» **Exercise**: Below is a listing; copy all of it exactly.

» **Task input**:
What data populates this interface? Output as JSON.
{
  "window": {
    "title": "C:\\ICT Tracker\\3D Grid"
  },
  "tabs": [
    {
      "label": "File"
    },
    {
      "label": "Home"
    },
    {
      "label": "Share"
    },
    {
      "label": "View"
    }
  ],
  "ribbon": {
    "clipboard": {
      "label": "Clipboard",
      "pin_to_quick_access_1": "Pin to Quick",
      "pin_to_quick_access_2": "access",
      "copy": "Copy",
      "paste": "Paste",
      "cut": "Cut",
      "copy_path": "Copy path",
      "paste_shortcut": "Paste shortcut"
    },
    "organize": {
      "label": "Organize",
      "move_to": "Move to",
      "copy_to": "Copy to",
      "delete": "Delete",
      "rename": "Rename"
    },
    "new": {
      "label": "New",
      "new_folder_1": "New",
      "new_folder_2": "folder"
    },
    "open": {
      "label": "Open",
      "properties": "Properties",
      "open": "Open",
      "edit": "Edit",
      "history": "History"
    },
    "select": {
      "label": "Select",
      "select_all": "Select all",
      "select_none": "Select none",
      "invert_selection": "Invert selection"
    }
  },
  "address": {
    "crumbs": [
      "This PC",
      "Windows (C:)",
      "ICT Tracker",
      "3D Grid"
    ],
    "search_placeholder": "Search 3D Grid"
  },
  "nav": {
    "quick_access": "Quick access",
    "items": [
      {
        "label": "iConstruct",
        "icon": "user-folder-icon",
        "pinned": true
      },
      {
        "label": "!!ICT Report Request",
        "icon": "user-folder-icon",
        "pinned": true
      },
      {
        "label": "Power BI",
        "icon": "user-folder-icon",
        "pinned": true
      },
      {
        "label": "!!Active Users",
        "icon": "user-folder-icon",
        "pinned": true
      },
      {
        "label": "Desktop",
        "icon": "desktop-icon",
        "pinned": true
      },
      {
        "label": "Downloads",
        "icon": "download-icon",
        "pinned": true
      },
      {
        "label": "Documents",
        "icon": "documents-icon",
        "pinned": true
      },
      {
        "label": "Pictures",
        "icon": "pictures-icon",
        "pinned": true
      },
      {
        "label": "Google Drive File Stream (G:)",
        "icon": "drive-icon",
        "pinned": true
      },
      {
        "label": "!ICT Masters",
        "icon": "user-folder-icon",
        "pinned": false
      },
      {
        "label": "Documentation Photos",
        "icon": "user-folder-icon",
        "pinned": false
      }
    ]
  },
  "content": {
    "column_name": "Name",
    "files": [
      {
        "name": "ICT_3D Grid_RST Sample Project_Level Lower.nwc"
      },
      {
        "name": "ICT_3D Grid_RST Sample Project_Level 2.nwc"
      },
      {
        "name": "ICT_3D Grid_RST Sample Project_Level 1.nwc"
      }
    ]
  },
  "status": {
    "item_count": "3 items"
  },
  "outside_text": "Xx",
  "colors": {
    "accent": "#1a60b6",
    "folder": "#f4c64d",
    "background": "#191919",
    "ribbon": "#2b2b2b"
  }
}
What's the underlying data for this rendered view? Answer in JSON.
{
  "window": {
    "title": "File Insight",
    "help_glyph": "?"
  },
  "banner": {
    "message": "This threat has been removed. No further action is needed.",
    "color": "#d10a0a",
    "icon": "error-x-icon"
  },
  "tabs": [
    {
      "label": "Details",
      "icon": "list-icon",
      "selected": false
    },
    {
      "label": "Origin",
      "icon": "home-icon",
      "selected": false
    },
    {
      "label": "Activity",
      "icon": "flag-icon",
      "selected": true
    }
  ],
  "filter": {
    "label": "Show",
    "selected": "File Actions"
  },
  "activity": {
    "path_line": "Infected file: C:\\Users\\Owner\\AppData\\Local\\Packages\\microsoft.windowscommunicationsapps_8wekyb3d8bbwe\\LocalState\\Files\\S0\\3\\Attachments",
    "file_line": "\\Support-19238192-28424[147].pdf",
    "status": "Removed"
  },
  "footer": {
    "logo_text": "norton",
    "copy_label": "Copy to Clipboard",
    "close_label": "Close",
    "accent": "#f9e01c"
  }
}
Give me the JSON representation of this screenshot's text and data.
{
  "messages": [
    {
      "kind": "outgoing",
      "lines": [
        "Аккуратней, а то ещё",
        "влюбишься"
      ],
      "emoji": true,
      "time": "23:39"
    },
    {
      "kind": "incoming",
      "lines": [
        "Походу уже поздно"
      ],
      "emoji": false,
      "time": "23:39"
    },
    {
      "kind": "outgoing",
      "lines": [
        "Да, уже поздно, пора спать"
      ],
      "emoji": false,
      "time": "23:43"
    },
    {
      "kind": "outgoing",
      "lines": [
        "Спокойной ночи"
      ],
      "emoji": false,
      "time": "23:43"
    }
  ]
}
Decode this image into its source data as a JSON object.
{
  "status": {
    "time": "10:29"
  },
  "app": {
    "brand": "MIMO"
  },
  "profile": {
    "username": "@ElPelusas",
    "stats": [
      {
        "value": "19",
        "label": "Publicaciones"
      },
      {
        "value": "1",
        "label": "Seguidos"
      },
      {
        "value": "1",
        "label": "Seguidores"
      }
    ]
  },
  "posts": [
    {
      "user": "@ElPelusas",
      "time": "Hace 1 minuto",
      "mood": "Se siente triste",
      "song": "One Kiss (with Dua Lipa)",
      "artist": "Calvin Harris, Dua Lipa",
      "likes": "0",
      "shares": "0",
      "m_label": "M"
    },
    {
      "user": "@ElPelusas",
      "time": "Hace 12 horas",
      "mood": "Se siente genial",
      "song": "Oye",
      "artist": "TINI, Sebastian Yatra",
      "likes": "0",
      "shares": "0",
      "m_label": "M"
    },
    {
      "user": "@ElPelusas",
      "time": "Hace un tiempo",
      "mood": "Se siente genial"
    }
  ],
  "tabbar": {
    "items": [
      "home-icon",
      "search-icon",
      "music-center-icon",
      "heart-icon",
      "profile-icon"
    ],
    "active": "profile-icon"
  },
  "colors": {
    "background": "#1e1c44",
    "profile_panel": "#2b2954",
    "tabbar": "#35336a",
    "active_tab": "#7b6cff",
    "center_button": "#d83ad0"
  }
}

» **The reply**:
What data populates this interface? Output as JSON.
{
  "window": {
    "title": "C:\\ICT Tracker\\3D Grid"
  },
  "tabs": [
    {
      "label": "File"
    },
    {
      "label": "Home"
    },
    {
      "label": "Share"
    },
    {
      "label": "View"
    }
  ],
  "ribbon": {
    "clipboard": {
      "label": "Clipboard",
      "pin_to_quick_access_1": "Pin to Quick",
      "pin_to_quick_access_2": "access",
      "copy": "Copy",
      "paste": "Paste",
      "cut": "Cut",
      "copy_path": "Copy path",
      "paste_shortcut": "Paste shortcut"
    },
    "organize": {
      "label": "Organize",
      "move_to": "Move to",
      "copy_to": "Copy to",
      "delete": "Delete",
      "rename": "Rename"
    },
    "new": {
      "label": "New",
      "new_folder_1": "New",
      "new_folder_2": "folder"
    },
    "open": {
      "label": "Open",
      "properties": "Properties",
      "open": "Open",
      "edit": "Edit",
      "history": "History"
    },
    "select": {
      "label": "Select",
      "select_all": "Select all",
      "select_none": "Select none",
      "invert_selection": "Invert selection"
    }
  },
  "address": {
    "crumbs": [
      "This PC",
      "Windows (C:)",
      "ICT Tracker",
      "3D Grid"
    ],
    "search_placeholder": "Search 3D Grid"
  },
  "nav": {
    "quick_access": "Quick access",
    "items": [
      {
        "label": "iConstruct",
        "icon": "user-folder-icon",
        "pinned": true
      },
      {
        "label": "!!ICT Report Request",
        "icon": "user-folder-icon",
        "pinned": true
      },
      {
        "label": "Power BI",
        "icon": "user-folder-icon",
        "pinned": true
      },
      {
        "label": "!!Active Users",
        "icon": "user-folder-icon",
        "pinned": true
      },
      {
        "label": "Desktop",
        "icon": "desktop-icon",
        "pinned": true
      },
      {
        "label": "Downloads",
        "icon": "download-icon",
        "pinned": true
      },
      {
        "label": "Documents",
        "icon": "documents-icon",
        "pinned": true
      },
      {
        "label": "Pictures",
        "icon": "pictures-icon",
        "pinned": true
      },
      {
        "label": "Google Drive File Stream (G:)",
        "icon": "drive-icon",
        "pinned": true
      },
      {
        "label": "!ICT Masters",
        "icon": "user-folder-icon",
        "pinned": false
      },
      {
        "label": "Documentation Photos",
        "icon": "user-folder-icon",
        "pinned": false
      }
    ]
  },
  "content": {
    "column_name": "Name",
    "files": [
      {
        "name": "ICT_3D Grid_RST Sample Project_Level Lower.nwc"
      },
      {
        "name": "ICT_3D Grid_RST Sample Project_Level 2.nwc"
      },
      {
        "name": "ICT_3D Grid_RST Sample Project_Level 1.nwc"
      }
    ]
  },
  "status": {
    "item_count": "3 items"
  },
  "outside_text": "Xx",
  "colors": {
    "accent": "#1a60b6",
    "folder": "#f4c64d",
    "background": "#191919",
    "ribbon": "#2b2b2b"
  }
}
What's the underlying data for this rendered view? Answer in JSON.
{
  "window": {
    "title": "File Insight",
    "help_glyph": "?"
  },
  "banner": {
    "message": "This threat has been removed. No further action is needed.",
    "color": "#d10a0a",
    "icon": "error-x-icon"
  },
  "tabs": [
    {
      "label": "Details",
      "icon": "list-icon",
      "selected": false
    },
    {
      "label": "Origin",
      "icon": "home-icon",
      "selected": false
    },
    {
      "label": "Activity",
      "icon": "flag-icon",
      "selected": true
    }
  ],
  "filter": {
    "label": "Show",
    "selected": "File Actions"
  },
  "activity": {
    "path_line": "Infected file: C:\\Users\\Owner\\AppData\\Local\\Packages\\microsoft.windowscommunicationsapps_8wekyb3d8bbwe\\LocalState\\Files\\S0\\3\\Attachments",
    "file_line": "\\Support-19238192-28424[147].pdf",
    "status": "Removed"
  },
  "footer": {
    "logo_text": "norton",
    "copy_label": "Copy to Clipboard",
    "close_label": "Close",
    "accent": "#f9e01c"
  }
}
Give me the JSON representation of this screenshot's text and data.
{
  "messages": [
    {
      "kind": "outgoing",
      "lines": [
        "Аккуратней, а то ещё",
        "влюбишься"
      ],
      "emoji": true,
      "time": "23:39"
    },
    {
      "kind": "incoming",
      "lines": [
        "Походу уже поздно"
      ],
      "emoji": false,
      "time": "23:39"
    },
    {
      "kind": "outgoing",
      "lines": [
        "Да, уже поздно, пора спать"
      ],
      "emoji": false,
      "time": "23:43"
    },
    {
      "kind": "outgoing",
      "lines": [
        "Спокойной ночи"
      ],
      "emoji": false,
      "time": "23:43"
    }
  ]
}
Decode this image into its source data as a JSON object.
{
  "status": {
    "time": "10:29"
  },
  "app": {
    "brand": "MIMO"
  },
  "profile": {
    "username": "@ElPelusas",
    "stats": [
      {
        "value": "19",
        "label": "Publicaciones"
      },
      {
        "value": "1",
        "label": "Seguidos"
      },
      {
        "value": "1",
        "label": "Seguidores"
      }
    ]
  },
  "posts": [
    {
      "user": "@ElPelusas",
      "time": "Hace 1 minuto",
      "mood": "Se siente triste",
      "song": "One Kiss (with Dua Lipa)",
      "artist": "Calvin Harris, Dua Lipa",
      "likes": "0",
      "shares": "0",
      "m_label": "M"
    },
    {
      "user": "@ElPelusas",
      "time": "Hace 12 horas",
      "mood": "Se siente genial",
      "song": "Oye",
      "artist": "TINI, Sebastian Yatra",
      "likes": "0",
      "shares": "0",
      "m_label": "M"
    },
    {
      "user": "@ElPelusas",
      "time": "Hace un tiempo",
      "mood": "Se siente genial"
    }
  ],
  "tabbar": {
    "items": [
      "home-icon",
      "search-icon",
      "music-center-icon",
      "heart-icon",
      "profile-icon"
    ],
    "active": "profile-icon"
  },
  "colors": {
    "background": "#1e1c44",
    "profile_panel": "#2b2954",
    "tabbar": "#35336a",
    "active_tab": "#7b6cff",
    "center_button": "#d83ad0"
  }
}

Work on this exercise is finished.